── RECORDS SUPPLIED ──
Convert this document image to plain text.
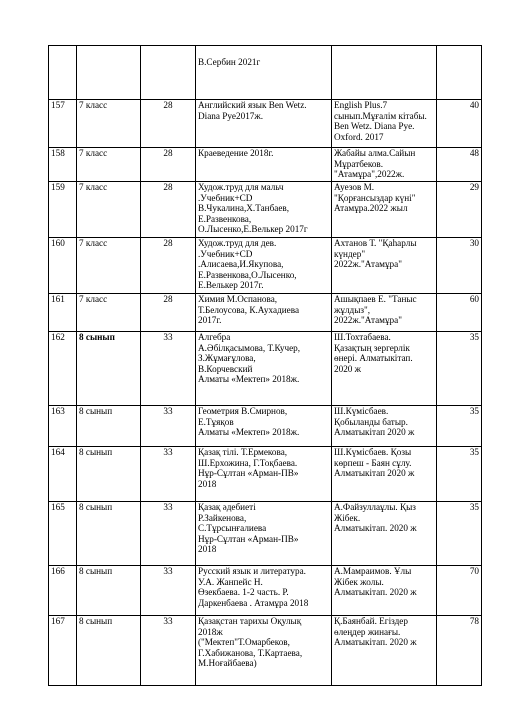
В.Сербин 2021г		
157	7 класс	28	Английский язык Ben Wetz.
Diana Pye2017ж.	English Plus.7
сынып.Мұғалім кітабы.
Ben Wetz. Diana Pye.
Oxford. 2017	40
158	7 класс	28	Краеведение 2018г.	Жабайы алма.Сайын
Мұратбеков.
"Атамұра",2022ж.	48
159	7 класс	28	Худож.труд для мальч
.Учебник+CD
В.Чукалина,Х.Танбаев,
Е.Развенкова,
О.Лысенко,Е.Велькер 2017г	Ауезов М.
"Қорғансыздар күні"
Атамұра.2022 жыл	29
160	7 класс	28	Худож.труд для дев.
.Учебник+CD
.Алисаева,И.Якупова,
Е.Развенкова,О.Лысенко,
Е.Велькер 2017г.	Ахтанов Т. "Қаһарлы
күндер"
2022ж."Атамұра"	30
161	7 класс	28	Химия М.Оспанова,
Т.Белоусова, К.Аухадиева
2017г.	Ашықпаев Е. "Таныс
жұлдыз",
2022ж."Атамұра"	60
162	8 сынып	33	Алгебра
А.Әбілқасымова, Т.Кучер,
З.Жұмағұлова,
В.Корчевский
Алматы «Мектеп» 2018ж.	Ш.Тохтабаева.
Қазақтың зергерлік
өнері. Алматыкітап.
2020 ж	35
163	8 сынып	33	Геометрия В.Смирнов,
Е.Тұяқов
Алматы «Мектеп» 2018ж.	Ш.Күмісбаев.
Қобыланды батыр.
Алматыкітап 2020 ж	35
164	8 сынып	33	Қазақ тілі. Т.Ермекова,
Ш.Ерхожина, Г.Тоқбаева.
Нұр-Сұлтан «Арман-ПВ»
2018	Ш.Күмісбаев. Қозы
көрпеш - Баян сұлу.
Алматыкітап 2020 ж	35
165	8 сынып	33	Қазақ әдебиеті
Р.Зайкенова,
С.Тұрсынғалиева
Нұр-Сұлтан «Арман-ПВ»
2018	А.Файзуллаұлы. Қыз
Жібек.
Алматыкітап. 2020 ж	35
166	8 сынып	33	Русский язык и литература.
У.А. Жанпейс Н.
Өзекбаева. 1-2 часть. Р.
Даркенбаева . Атамұра 2018	А.Мамраимов. Ұлы
Жібек жолы.
Алматыкітап. 2020 ж	70
167	8 сынып	33	Қазақстан тарихы Оқулық
2018ж
("Мектеп"Т.Омарбеков,
Г.Хабижанова, Т.Картаева,
М.Ноғайбаева)	Қ.Баянбай. Егіздер
өлеңдер жинағы.
Алматыкітап. 2020 ж	78
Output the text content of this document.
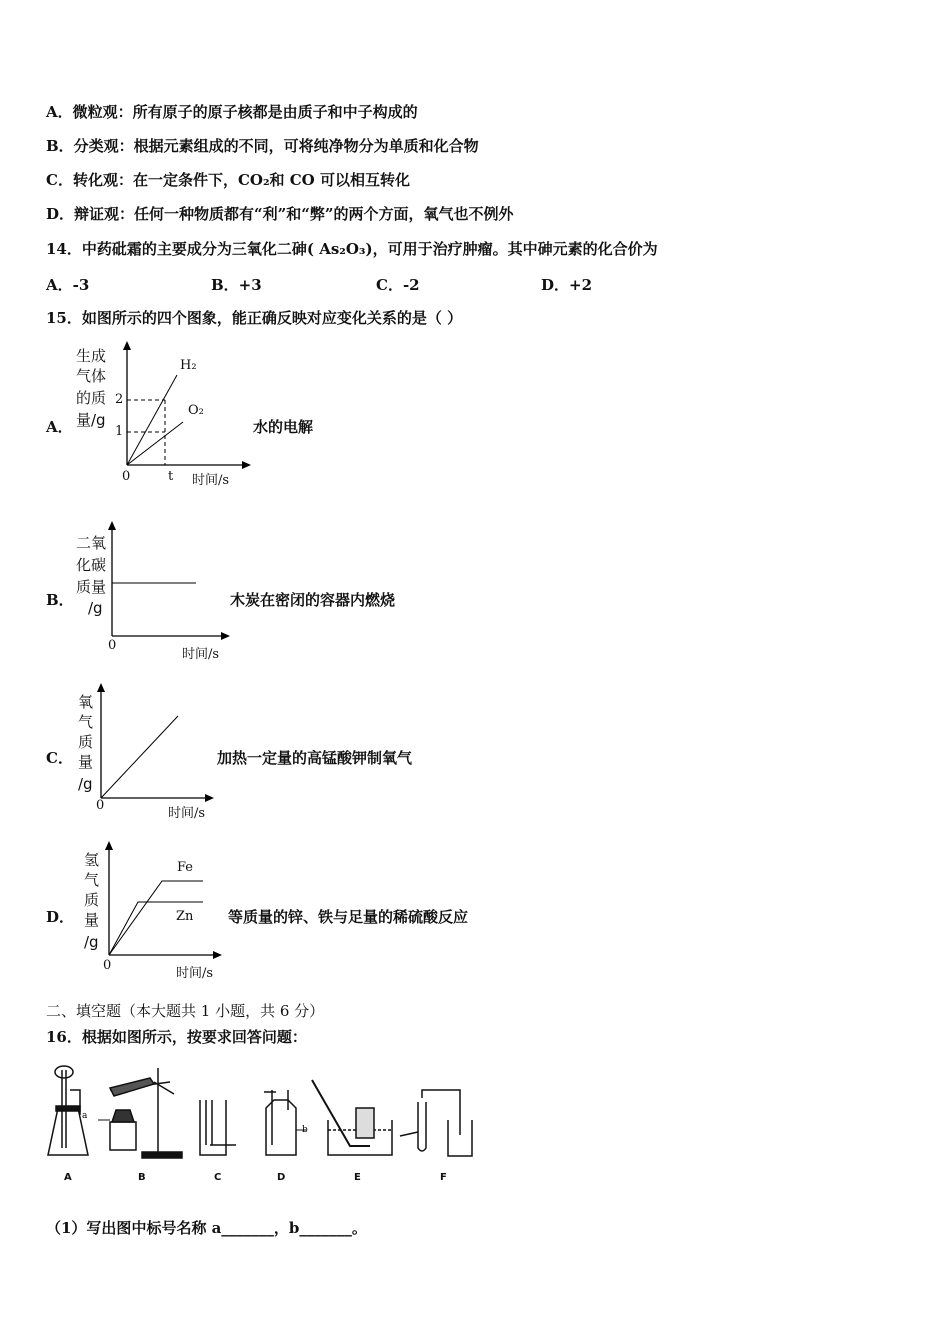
A．微粒观：所有原子的原子核都是由质子和中子构成的
B．分类观：根据元素组成的不同，可将纯净物分为单质和化合物
C．转化观：在一定条件下，CO₂和 CO 可以相互转化
D．辩证观：任何一种物质都有“利”和“弊”的两个方面，氧气也不例外
14．中药砒霜的主要成分为三氧化二砷( As₂O₃)，可用于治疗肿瘤。其中砷元素的化合价为
A．-3	B．+3	C．-2	D．+2
15．如图所示的四个图象，能正确反映对应变化关系的是（ ）
A．
生成
气体
的质
量/g
2
1
0	t 时间/s
H₂
O₂
水的电解
B．
二氧
化碳
质量
/g
0
时间/s
木炭在密闭的容器内燃烧
C．
氧
气
质
量
/g
0
时间/s
加热一定量的高锰酸钾制氧气
D．
氢
气
质
量
/g
0
时间/s
Fe
Zn 等质量的锌、铁与足量的稀硫酸反应
二、填空题（本大题共 1 小题，共 6 分）
16．根据如图所示，按要求回答问题：
a
b
A	B	C	D	E	F
（1）写出图中标号名称 a_______，b_______。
───
» WORK INSTRUCTIONS: Transcribe the records above verbatim. Do not carry over any picture.

» FINAL ANSWER:
Convert this document image to plain text.
В.Сербин 2021г		
157	7 класс	28	Английский язык Ben Wetz.
Diana Pye2017ж.	English Plus.7
сынып.Мұғалім кітабы.
Ben Wetz. Diana Pye.
Oxford. 2017	40
158	7 класс	28	Краеведение 2018г.	Жабайы алма.Сайын
Мұратбеков.
"Атамұра",2022ж.	48
159	7 класс	28	Худож.труд для мальч
.Учебник+CD
В.Чукалина,Х.Танбаев,
Е.Развенкова,
О.Лысенко,Е.Велькер 2017г	Ауезов М.
"Қорғансыздар күні"
Атамұра.2022 жыл	29
160	7 класс	28	Худож.труд для дев.
.Учебник+CD
.Алисаева,И.Якупова,
Е.Развенкова,О.Лысенко,
Е.Велькер 2017г.	Ахтанов Т. "Қаһарлы
күндер"
2022ж."Атамұра"	30
161	7 класс	28	Химия М.Оспанова,
Т.Белоусова, К.Аухадиева
2017г.	Ашықпаев Е. "Таныс
жұлдыз",
2022ж."Атамұра"	60
162	8 сынып	33	Алгебра
А.Әбілқасымова, Т.Кучер,
З.Жұмағұлова,
В.Корчевский
Алматы «Мектеп» 2018ж.	Ш.Тохтабаева.
Қазақтың зергерлік
өнері. Алматыкітап.
2020 ж	35
163	8 сынып	33	Геометрия В.Смирнов,
Е.Тұяқов
Алматы «Мектеп» 2018ж.	Ш.Күмісбаев.
Қобыланды батыр.
Алматыкітап 2020 ж	35
164	8 сынып	33	Қазақ тілі. Т.Ермекова,
Ш.Ерхожина, Г.Тоқбаева.
Нұр-Сұлтан «Арман-ПВ»
2018	Ш.Күмісбаев. Қозы
көрпеш - Баян сұлу.
Алматыкітап 2020 ж	35
165	8 сынып	33	Қазақ әдебиеті
Р.Зайкенова,
С.Тұрсынғалиева
Нұр-Сұлтан «Арман-ПВ»
2018	А.Файзуллаұлы. Қыз
Жібек.
Алматыкітап. 2020 ж	35
166	8 сынып	33	Русский язык и литература.
У.А. Жанпейс Н.
Өзекбаева. 1-2 часть. Р.
Даркенбаева . Атамұра 2018	А.Мамраимов. Ұлы
Жібек жолы.
Алматыкітап. 2020 ж	70
167	8 сынып	33	Қазақстан тарихы Оқулық
2018ж
("Мектеп"Т.Омарбеков,
Г.Хабижанова, Т.Картаева,
М.Ноғайбаева)	Қ.Баянбай. Егіздер
өлеңдер жинағы.
Алматыкітап. 2020 ж	78
Output the text content of this document.
A．微粒观：所有原子的原子核都是由质子和中子构成的
B．分类观：根据元素组成的不同，可将纯净物分为单质和化合物
C．转化观：在一定条件下，CO₂和 CO 可以相互转化
D．辩证观：任何一种物质都有“利”和“弊”的两个方面，氧气也不例外
14．中药砒霜的主要成分为三氧化二砷( As₂O₃)，可用于治疗肿瘤。其中砷元素的化合价为
A．-3	B．+3	C．-2	D．+2
15．如图所示的四个图象，能正确反映对应变化关系的是（ ）
A．
生成
气体
的质
量/g
2
1
0	t 时间/s
H₂
O₂
水的电解
B．
二氧
化碳
质量
/g
0
时间/s
木炭在密闭的容器内燃烧
C．
氧
气
质
量
/g
0
时间/s
加热一定量的高锰酸钾制氧气
D．
氢
气
质
量
/g
0
时间/s
Fe
Zn 等质量的锌、铁与足量的稀硫酸反应
二、填空题（本大题共 1 小题，共 6 分）
16．根据如图所示，按要求回答问题：
a
b
A	B	C	D	E	F
（1）写出图中标号名称 a_______，b_______。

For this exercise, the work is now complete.